====== Supplied records

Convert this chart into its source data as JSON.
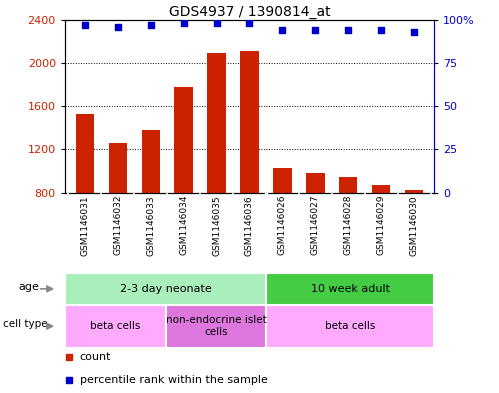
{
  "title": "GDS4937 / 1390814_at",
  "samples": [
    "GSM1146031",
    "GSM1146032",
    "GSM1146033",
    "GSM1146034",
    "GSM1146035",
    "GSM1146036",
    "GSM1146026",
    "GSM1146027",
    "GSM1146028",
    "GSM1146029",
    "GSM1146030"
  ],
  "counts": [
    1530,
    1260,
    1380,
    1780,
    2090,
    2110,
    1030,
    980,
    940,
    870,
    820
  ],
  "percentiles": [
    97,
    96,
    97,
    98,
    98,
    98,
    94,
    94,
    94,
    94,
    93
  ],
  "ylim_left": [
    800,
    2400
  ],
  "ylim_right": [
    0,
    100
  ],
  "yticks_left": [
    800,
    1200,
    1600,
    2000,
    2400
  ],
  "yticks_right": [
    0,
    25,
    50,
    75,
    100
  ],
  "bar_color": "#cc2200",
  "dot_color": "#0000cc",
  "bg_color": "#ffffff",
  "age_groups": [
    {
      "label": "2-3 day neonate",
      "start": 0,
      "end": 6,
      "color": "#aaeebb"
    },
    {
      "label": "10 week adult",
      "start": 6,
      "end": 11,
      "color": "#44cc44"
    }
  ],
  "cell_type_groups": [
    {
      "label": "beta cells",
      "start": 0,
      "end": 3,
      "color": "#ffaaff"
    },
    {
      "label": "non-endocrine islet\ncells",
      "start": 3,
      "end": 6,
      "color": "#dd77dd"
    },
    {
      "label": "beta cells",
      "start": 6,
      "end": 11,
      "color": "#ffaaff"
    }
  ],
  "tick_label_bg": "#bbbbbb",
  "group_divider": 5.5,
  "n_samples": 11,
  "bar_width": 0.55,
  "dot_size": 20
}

============

**What to work on:** Leave images out of the retyped records; keep all else exact.

**Solved problem:**
Convert this chart into its source data as JSON.
{
  "title": "GDS4937 / 1390814_at",
  "samples": [
    "GSM1146031",
    "GSM1146032",
    "GSM1146033",
    "GSM1146034",
    "GSM1146035",
    "GSM1146036",
    "GSM1146026",
    "GSM1146027",
    "GSM1146028",
    "GSM1146029",
    "GSM1146030"
  ],
  "counts": [
    1530,
    1260,
    1380,
    1780,
    2090,
    2110,
    1030,
    980,
    940,
    870,
    820
  ],
  "percentiles": [
    97,
    96,
    97,
    98,
    98,
    98,
    94,
    94,
    94,
    94,
    93
  ],
  "ylim_left": [
    800,
    2400
  ],
  "ylim_right": [
    0,
    100
  ],
  "yticks_left": [
    800,
    1200,
    1600,
    2000,
    2400
  ],
  "yticks_right": [
    0,
    25,
    50,
    75,
    100
  ],
  "bar_color": "#cc2200",
  "dot_color": "#0000cc",
  "bg_color": "#ffffff",
  "age_groups": [
    {
      "label": "2-3 day neonate",
      "start": 0,
      "end": 6,
      "color": "#aaeebb"
    },
    {
      "label": "10 week adult",
      "start": 6,
      "end": 11,
      "color": "#44cc44"
    }
  ],
  "cell_type_groups": [
    {
      "label": "beta cells",
      "start": 0,
      "end": 3,
      "color": "#ffaaff"
    },
    {
      "label": "non-endocrine islet\ncells",
      "start": 3,
      "end": 6,
      "color": "#dd77dd"
    },
    {
      "label": "beta cells",
      "start": 6,
      "end": 11,
      "color": "#ffaaff"
    }
  ],
  "tick_label_bg": "#bbbbbb",
  "group_divider": 5.5,
  "n_samples": 11,
  "bar_width": 0.55,
  "dot_size": 20
}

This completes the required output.